# Given entries
* begin *

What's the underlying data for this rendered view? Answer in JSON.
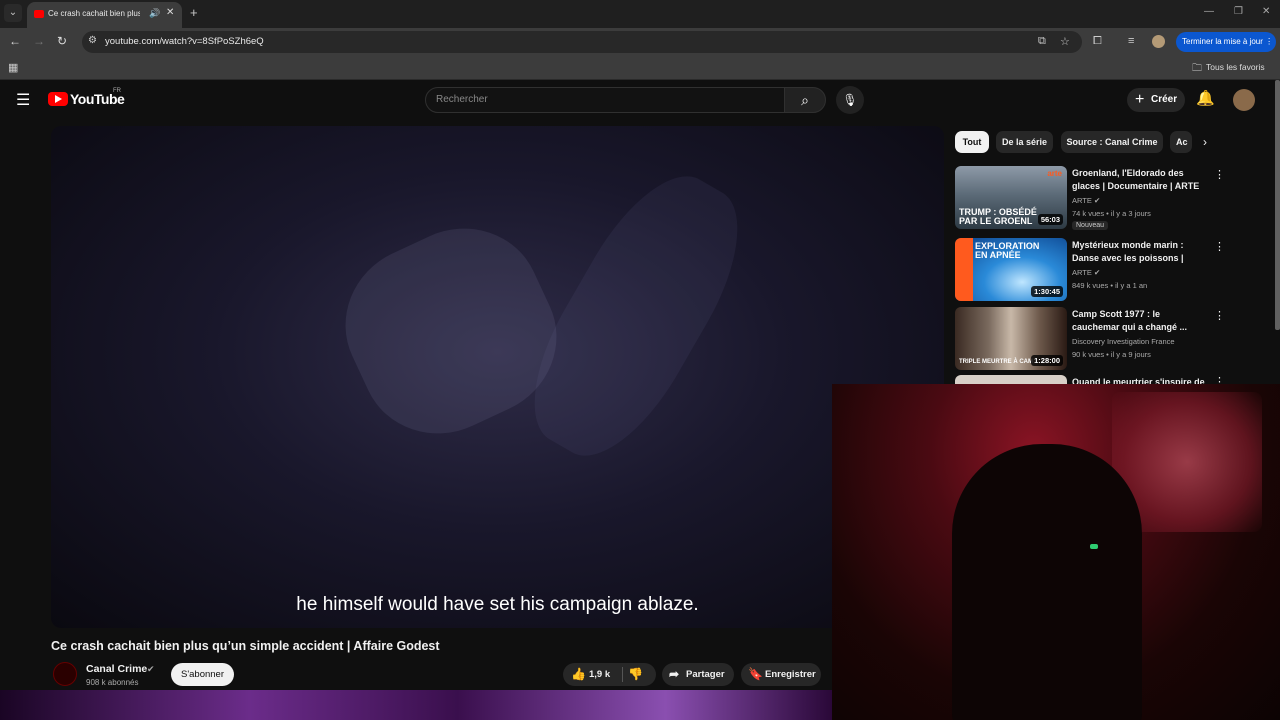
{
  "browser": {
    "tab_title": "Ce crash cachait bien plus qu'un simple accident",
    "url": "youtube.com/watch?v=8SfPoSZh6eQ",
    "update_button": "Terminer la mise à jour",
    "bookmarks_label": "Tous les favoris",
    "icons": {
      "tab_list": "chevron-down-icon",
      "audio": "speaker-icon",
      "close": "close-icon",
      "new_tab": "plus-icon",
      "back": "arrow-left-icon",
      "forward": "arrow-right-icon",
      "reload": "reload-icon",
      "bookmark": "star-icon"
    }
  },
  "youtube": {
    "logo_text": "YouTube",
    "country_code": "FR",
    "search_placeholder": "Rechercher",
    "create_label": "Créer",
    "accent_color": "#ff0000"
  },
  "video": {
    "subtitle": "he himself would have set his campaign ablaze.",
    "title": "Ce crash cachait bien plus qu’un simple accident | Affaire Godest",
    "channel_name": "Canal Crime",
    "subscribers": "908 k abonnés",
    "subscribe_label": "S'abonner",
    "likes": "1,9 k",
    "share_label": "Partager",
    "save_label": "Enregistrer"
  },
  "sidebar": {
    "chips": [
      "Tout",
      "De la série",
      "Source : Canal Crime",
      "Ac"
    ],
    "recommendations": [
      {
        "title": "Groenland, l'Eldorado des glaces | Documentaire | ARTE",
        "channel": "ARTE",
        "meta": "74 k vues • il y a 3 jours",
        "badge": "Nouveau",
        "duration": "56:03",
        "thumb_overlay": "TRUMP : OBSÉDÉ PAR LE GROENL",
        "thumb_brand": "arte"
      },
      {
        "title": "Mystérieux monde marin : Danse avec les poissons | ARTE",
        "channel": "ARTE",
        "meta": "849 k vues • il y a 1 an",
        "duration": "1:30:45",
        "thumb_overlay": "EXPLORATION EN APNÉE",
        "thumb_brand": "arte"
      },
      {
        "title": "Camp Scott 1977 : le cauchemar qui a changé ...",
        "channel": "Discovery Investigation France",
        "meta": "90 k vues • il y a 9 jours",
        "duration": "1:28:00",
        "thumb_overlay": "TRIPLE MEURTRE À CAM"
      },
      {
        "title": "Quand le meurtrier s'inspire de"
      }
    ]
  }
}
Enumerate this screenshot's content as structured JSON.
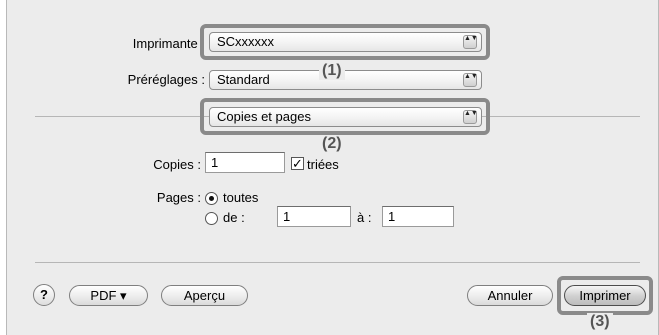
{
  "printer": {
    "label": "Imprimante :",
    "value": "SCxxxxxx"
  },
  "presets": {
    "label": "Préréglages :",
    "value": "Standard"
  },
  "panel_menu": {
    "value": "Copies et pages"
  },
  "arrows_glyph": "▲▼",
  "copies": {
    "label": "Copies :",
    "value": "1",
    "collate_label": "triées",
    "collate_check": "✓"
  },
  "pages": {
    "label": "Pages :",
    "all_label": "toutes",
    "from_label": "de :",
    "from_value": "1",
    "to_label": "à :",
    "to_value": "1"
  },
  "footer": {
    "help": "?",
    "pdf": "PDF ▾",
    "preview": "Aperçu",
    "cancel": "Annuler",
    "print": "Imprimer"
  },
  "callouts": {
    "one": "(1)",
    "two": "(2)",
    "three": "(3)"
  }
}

* end *

# What you are asked to do
Drop the pictures and reproduce the rest of the entries above exactly.

# Answer to the problem
What's the underlying data for this rendered view? Answer in JSON.
{
  "browser": {
    "tab_title": "Ce crash cachait bien plus qu'un simple accident",
    "url": "youtube.com/watch?v=8SfPoSZh6eQ",
    "update_button": "Terminer la mise à jour",
    "bookmarks_label": "Tous les favoris",
    "icons": {
      "tab_list": "chevron-down-icon",
      "audio": "speaker-icon",
      "close": "close-icon",
      "new_tab": "plus-icon",
      "back": "arrow-left-icon",
      "forward": "arrow-right-icon",
      "reload": "reload-icon",
      "bookmark": "star-icon"
    }
  },
  "youtube": {
    "logo_text": "YouTube",
    "country_code": "FR",
    "search_placeholder": "Rechercher",
    "create_label": "Créer",
    "accent_color": "#ff0000"
  },
  "video": {
    "subtitle": "he himself would have set his campaign ablaze.",
    "title": "Ce crash cachait bien plus qu’un simple accident | Affaire Godest",
    "channel_name": "Canal Crime",
    "subscribers": "908 k abonnés",
    "subscribe_label": "S'abonner",
    "likes": "1,9 k",
    "share_label": "Partager",
    "save_label": "Enregistrer"
  },
  "sidebar": {
    "chips": [
      "Tout",
      "De la série",
      "Source : Canal Crime",
      "Ac"
    ],
    "recommendations": [
      {
        "title": "Groenland, l'Eldorado des glaces | Documentaire | ARTE",
        "channel": "ARTE",
        "meta": "74 k vues • il y a 3 jours",
        "badge": "Nouveau",
        "duration": "56:03",
        "thumb_overlay": "TRUMP : OBSÉDÉ PAR LE GROENL",
        "thumb_brand": "arte"
      },
      {
        "title": "Mystérieux monde marin : Danse avec les poissons | ARTE",
        "channel": "ARTE",
        "meta": "849 k vues • il y a 1 an",
        "duration": "1:30:45",
        "thumb_overlay": "EXPLORATION EN APNÉE",
        "thumb_brand": "arte"
      },
      {
        "title": "Camp Scott 1977 : le cauchemar qui a changé ...",
        "channel": "Discovery Investigation France",
        "meta": "90 k vues • il y a 9 jours",
        "duration": "1:28:00",
        "thumb_overlay": "TRIPLE MEURTRE À CAM"
      },
      {
        "title": "Quand le meurtrier s'inspire de"
      }
    ]
  }
}
Enumerate this screenshot's content as structured JSON.
{
  "printer": {
    "label": "Imprimante :",
    "value": "SCxxxxxx"
  },
  "presets": {
    "label": "Préréglages :",
    "value": "Standard"
  },
  "panel_menu": {
    "value": "Copies et pages"
  },
  "arrows_glyph": "▲▼",
  "copies": {
    "label": "Copies :",
    "value": "1",
    "collate_label": "triées",
    "collate_check": "✓"
  },
  "pages": {
    "label": "Pages :",
    "all_label": "toutes",
    "from_label": "de :",
    "from_value": "1",
    "to_label": "à :",
    "to_value": "1"
  },
  "footer": {
    "help": "?",
    "pdf": "PDF ▾",
    "preview": "Aperçu",
    "cancel": "Annuler",
    "print": "Imprimer"
  },
  "callouts": {
    "one": "(1)",
    "two": "(2)",
    "three": "(3)"
  }
}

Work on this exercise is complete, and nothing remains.